(Task goal):
Give the number of lines that hold the string "title". Nothing else is needed.

(Records for this exercise):
——————————
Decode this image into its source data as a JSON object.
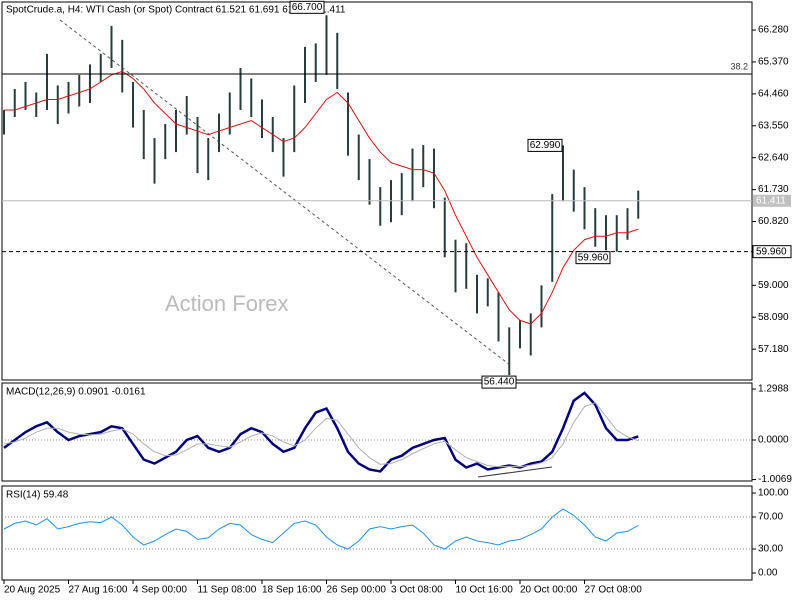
{
  "chart_data": [
    {
      "type": "range-bar",
      "title": "SpotCrude.a, H4:  WTI Cash (or Spot) Contract  61.521 61.691 61.391 61.411",
      "watermark": "Action Forex",
      "categories": [
        "20 Aug 2025",
        null,
        null,
        null,
        null,
        null,
        "27 Aug 16:00",
        null,
        null,
        null,
        null,
        null,
        "4 Sep 00:00",
        null,
        null,
        null,
        null,
        null,
        "11 Sep 08:00",
        null,
        null,
        null,
        null,
        null,
        "18 Sep 16:00",
        null,
        null,
        null,
        null,
        null,
        "26 Sep 00:00",
        null,
        null,
        null,
        null,
        null,
        "3 Oct 08:00",
        null,
        null,
        null,
        null,
        null,
        "10 Oct 16:00",
        null,
        null,
        null,
        null,
        null,
        "20 Oct 00:00",
        null,
        null,
        null,
        null,
        null,
        "27 Oct 08:00",
        null,
        null,
        null,
        null,
        null
      ],
      "color": "#253d3d",
      "high": [
        64.0,
        64.6,
        64.8,
        64.5,
        65.6,
        64.7,
        64.8,
        65.0,
        65.3,
        65.6,
        66.4,
        66.0,
        64.8,
        64.0,
        63.2,
        63.6,
        64.0,
        64.4,
        63.8,
        63.2,
        63.9,
        64.5,
        65.2,
        64.9,
        64.3,
        63.8,
        63.2,
        64.7,
        65.8,
        65.9,
        66.7,
        66.2,
        64.5,
        63.3,
        62.6,
        61.8,
        62.0,
        62.2,
        62.9,
        63.0,
        62.9,
        61.5,
        60.3,
        60.2,
        59.3,
        59.2,
        58.8,
        57.8,
        58.0,
        58.2,
        59.0,
        61.6,
        62.99,
        62.3,
        61.8,
        61.2,
        61.0,
        61.0,
        61.2,
        61.7
      ],
      "low": [
        63.3,
        63.8,
        64.0,
        63.8,
        64.0,
        63.6,
        63.9,
        64.1,
        64.2,
        64.8,
        65.2,
        64.5,
        63.5,
        62.6,
        61.9,
        62.6,
        62.8,
        63.3,
        62.2,
        62.0,
        62.8,
        63.3,
        64.0,
        63.8,
        63.2,
        62.8,
        62.1,
        62.8,
        64.2,
        64.8,
        65.0,
        64.6,
        62.7,
        62.0,
        61.3,
        60.7,
        60.8,
        61.0,
        61.4,
        61.8,
        61.2,
        59.8,
        58.8,
        58.9,
        58.2,
        58.4,
        57.4,
        56.44,
        57.2,
        57.0,
        57.8,
        59.1,
        61.4,
        61.1,
        60.6,
        60.1,
        60.0,
        59.96,
        60.3,
        60.9
      ],
      "series": [
        {
          "color": "#e01010",
          "values": [
            64.0,
            64.0,
            64.1,
            64.2,
            64.3,
            64.3,
            64.4,
            64.5,
            64.6,
            64.8,
            65.0,
            65.1,
            64.9,
            64.6,
            64.2,
            63.9,
            63.6,
            63.5,
            63.4,
            63.3,
            63.4,
            63.5,
            63.6,
            63.7,
            63.5,
            63.3,
            63.1,
            63.2,
            63.5,
            63.9,
            64.3,
            64.5,
            64.2,
            63.7,
            63.2,
            62.8,
            62.5,
            62.4,
            62.3,
            62.3,
            62.2,
            61.7,
            61.0,
            60.4,
            59.8,
            59.3,
            58.8,
            58.3,
            58.0,
            57.9,
            58.2,
            58.8,
            59.5,
            60.0,
            60.3,
            60.4,
            60.4,
            60.5,
            60.5,
            60.6
          ]
        }
      ],
      "hlines": [
        {
          "value": 65.025,
          "label": "38.2"
        },
        {
          "value": 61.411,
          "label": "61.411"
        },
        {
          "value": 59.96,
          "label": "59.960"
        }
      ],
      "annotations": [
        {
          "value": 66.7,
          "label": "66.700"
        },
        {
          "value": 62.99,
          "label": "62.990"
        },
        {
          "value": 59.96,
          "label": "59.960"
        },
        {
          "value": 56.44,
          "label": "56.440"
        }
      ],
      "ylim": [
        56.3,
        67.08
      ],
      "yticks": [
        {
          "value": 66.28,
          "label": "66.280"
        },
        {
          "value": 65.37,
          "label": "65.370"
        },
        {
          "value": 64.46,
          "label": "64.460"
        },
        {
          "value": 63.55,
          "label": "63.550"
        },
        {
          "value": 62.64,
          "label": "62.640"
        },
        {
          "value": 61.73,
          "label": "61.730"
        },
        {
          "value": 60.82,
          "label": "60.820"
        },
        {
          "value": 59.0,
          "label": "59.000"
        },
        {
          "value": 58.09,
          "label": "58.090"
        },
        {
          "value": 57.18,
          "label": "57.180"
        }
      ]
    },
    {
      "type": "line",
      "title": "MACD(12,26,9) 0.0901 -0.0161",
      "series": [
        {
          "color": "#000080",
          "values": [
            -0.2,
            0.0,
            0.2,
            0.35,
            0.45,
            0.2,
            0.0,
            0.1,
            0.15,
            0.2,
            0.35,
            0.3,
            -0.1,
            -0.5,
            -0.6,
            -0.45,
            -0.3,
            0.0,
            0.1,
            -0.2,
            -0.3,
            -0.2,
            0.15,
            0.3,
            0.2,
            -0.1,
            -0.3,
            -0.2,
            0.3,
            0.7,
            0.8,
            0.3,
            -0.3,
            -0.6,
            -0.75,
            -0.8,
            -0.5,
            -0.4,
            -0.2,
            -0.1,
            0.0,
            0.05,
            -0.5,
            -0.7,
            -0.6,
            -0.75,
            -0.7,
            -0.65,
            -0.7,
            -0.6,
            -0.55,
            -0.3,
            0.3,
            1.0,
            1.2,
            0.9,
            0.3,
            0.0,
            0.0,
            0.09
          ]
        },
        {
          "color": "#b0b0b0",
          "values": [
            -0.1,
            -0.05,
            0.05,
            0.2,
            0.3,
            0.3,
            0.2,
            0.15,
            0.13,
            0.15,
            0.23,
            0.28,
            0.15,
            -0.1,
            -0.3,
            -0.4,
            -0.38,
            -0.25,
            -0.1,
            -0.1,
            -0.15,
            -0.18,
            -0.05,
            0.1,
            0.18,
            0.1,
            -0.05,
            -0.15,
            0.0,
            0.3,
            0.55,
            0.5,
            0.15,
            -0.2,
            -0.45,
            -0.62,
            -0.6,
            -0.5,
            -0.35,
            -0.22,
            -0.1,
            -0.03,
            -0.25,
            -0.45,
            -0.55,
            -0.65,
            -0.68,
            -0.67,
            -0.68,
            -0.64,
            -0.58,
            -0.45,
            -0.1,
            0.45,
            0.85,
            0.95,
            0.6,
            0.25,
            0.08,
            -0.02
          ]
        }
      ],
      "levels": [
        0
      ],
      "ylim": [
        -1.044,
        1.4515
      ],
      "yticks": [
        1.2988,
        {
          "value": 0,
          "label": "0.0000"
        },
        -1.0069
      ]
    },
    {
      "type": "line",
      "title": "RSI(14) 59.48",
      "series": [
        {
          "color": "#1e90ff",
          "values": [
            55,
            62,
            65,
            60,
            68,
            55,
            58,
            62,
            64,
            63,
            70,
            60,
            45,
            35,
            40,
            48,
            55,
            52,
            42,
            44,
            55,
            62,
            60,
            48,
            42,
            38,
            50,
            62,
            65,
            60,
            45,
            35,
            30,
            40,
            55,
            58,
            55,
            58,
            60,
            50,
            35,
            30,
            40,
            45,
            40,
            38,
            35,
            40,
            42,
            48,
            55,
            70,
            80,
            72,
            60,
            45,
            40,
            50,
            52,
            59.48
          ]
        }
      ],
      "levels": [
        70,
        30
      ],
      "ylim": [
        -8.75,
        108.75
      ],
      "yticks": [
        {
          "value": 100,
          "label": "100.00"
        },
        {
          "value": 70,
          "label": "70.00"
        },
        {
          "value": 30,
          "label": "30.00"
        },
        {
          "value": 0,
          "label": "0.00"
        }
      ]
    }
  ]
}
——————————
(Output):
3